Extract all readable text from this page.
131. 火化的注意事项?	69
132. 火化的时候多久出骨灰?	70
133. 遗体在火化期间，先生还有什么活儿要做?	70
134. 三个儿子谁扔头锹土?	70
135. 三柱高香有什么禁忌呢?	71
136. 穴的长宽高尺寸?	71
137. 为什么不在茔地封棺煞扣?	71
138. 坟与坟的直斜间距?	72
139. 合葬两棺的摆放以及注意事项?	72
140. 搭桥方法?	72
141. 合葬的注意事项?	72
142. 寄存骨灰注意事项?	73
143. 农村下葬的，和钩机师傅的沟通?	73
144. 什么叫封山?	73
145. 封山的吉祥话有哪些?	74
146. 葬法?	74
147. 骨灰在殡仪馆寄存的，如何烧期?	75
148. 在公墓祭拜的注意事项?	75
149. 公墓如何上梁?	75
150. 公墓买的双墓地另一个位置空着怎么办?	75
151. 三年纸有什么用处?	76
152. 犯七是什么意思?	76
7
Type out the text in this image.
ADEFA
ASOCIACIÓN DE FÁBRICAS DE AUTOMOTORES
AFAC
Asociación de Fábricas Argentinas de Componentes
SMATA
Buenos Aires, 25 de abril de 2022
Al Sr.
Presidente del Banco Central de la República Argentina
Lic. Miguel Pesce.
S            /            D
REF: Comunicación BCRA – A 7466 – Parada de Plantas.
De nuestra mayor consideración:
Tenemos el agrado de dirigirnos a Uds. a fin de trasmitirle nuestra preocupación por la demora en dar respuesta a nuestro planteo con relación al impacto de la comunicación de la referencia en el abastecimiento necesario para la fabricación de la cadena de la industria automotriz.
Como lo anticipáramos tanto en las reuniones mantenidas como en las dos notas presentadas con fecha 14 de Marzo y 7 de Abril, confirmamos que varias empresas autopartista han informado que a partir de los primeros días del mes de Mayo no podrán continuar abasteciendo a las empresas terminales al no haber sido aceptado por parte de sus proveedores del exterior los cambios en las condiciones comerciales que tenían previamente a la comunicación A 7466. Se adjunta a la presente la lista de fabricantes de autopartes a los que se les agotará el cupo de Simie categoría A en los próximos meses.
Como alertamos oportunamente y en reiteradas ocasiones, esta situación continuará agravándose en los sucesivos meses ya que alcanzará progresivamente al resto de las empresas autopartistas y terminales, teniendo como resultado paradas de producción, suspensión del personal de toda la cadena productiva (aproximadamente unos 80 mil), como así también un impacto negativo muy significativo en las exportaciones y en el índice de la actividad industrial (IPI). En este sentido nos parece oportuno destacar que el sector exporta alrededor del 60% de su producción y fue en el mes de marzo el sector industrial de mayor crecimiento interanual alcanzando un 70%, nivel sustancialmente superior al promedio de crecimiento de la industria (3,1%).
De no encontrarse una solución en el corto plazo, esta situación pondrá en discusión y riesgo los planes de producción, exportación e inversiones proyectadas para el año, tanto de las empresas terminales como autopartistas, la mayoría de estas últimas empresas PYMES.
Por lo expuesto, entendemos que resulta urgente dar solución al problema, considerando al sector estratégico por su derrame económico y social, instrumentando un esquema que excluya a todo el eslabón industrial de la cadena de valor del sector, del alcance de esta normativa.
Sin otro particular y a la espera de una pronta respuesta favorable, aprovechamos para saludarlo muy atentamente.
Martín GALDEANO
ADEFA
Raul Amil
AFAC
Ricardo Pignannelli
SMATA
--
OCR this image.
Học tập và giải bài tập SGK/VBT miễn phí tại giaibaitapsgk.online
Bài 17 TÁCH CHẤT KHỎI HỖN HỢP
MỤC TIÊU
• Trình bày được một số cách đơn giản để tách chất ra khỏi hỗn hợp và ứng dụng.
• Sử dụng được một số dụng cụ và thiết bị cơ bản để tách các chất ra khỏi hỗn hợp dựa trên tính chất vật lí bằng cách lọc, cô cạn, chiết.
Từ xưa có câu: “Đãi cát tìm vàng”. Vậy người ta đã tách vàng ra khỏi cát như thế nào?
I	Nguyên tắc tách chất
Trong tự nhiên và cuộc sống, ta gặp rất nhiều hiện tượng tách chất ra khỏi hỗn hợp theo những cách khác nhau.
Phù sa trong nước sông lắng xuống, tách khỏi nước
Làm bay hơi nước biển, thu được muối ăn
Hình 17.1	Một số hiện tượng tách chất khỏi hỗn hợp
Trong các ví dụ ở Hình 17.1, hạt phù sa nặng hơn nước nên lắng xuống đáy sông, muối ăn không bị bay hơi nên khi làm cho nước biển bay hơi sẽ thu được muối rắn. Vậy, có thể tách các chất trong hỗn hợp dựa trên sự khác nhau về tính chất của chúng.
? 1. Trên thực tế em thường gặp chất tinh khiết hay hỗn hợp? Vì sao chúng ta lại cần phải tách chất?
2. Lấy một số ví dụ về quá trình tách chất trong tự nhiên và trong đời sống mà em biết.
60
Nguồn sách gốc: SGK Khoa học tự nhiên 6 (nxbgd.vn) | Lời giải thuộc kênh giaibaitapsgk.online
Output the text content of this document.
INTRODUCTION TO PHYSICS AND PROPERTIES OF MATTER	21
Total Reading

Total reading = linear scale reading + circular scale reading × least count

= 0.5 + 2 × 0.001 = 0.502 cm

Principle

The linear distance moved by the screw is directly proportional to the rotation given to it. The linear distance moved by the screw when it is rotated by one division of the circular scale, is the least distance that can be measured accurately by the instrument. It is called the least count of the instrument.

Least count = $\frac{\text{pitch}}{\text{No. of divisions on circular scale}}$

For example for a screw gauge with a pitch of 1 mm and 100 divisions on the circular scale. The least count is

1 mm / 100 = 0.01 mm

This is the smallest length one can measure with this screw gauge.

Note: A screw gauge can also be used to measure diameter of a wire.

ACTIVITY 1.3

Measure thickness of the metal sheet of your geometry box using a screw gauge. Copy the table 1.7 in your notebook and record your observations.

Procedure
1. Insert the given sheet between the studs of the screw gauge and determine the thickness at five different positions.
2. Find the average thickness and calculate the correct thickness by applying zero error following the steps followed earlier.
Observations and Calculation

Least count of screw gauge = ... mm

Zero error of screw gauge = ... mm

▶ Task objective: The answer must consist solely of the number of lines in the entries that contain the word "muối".

▶ Result: 2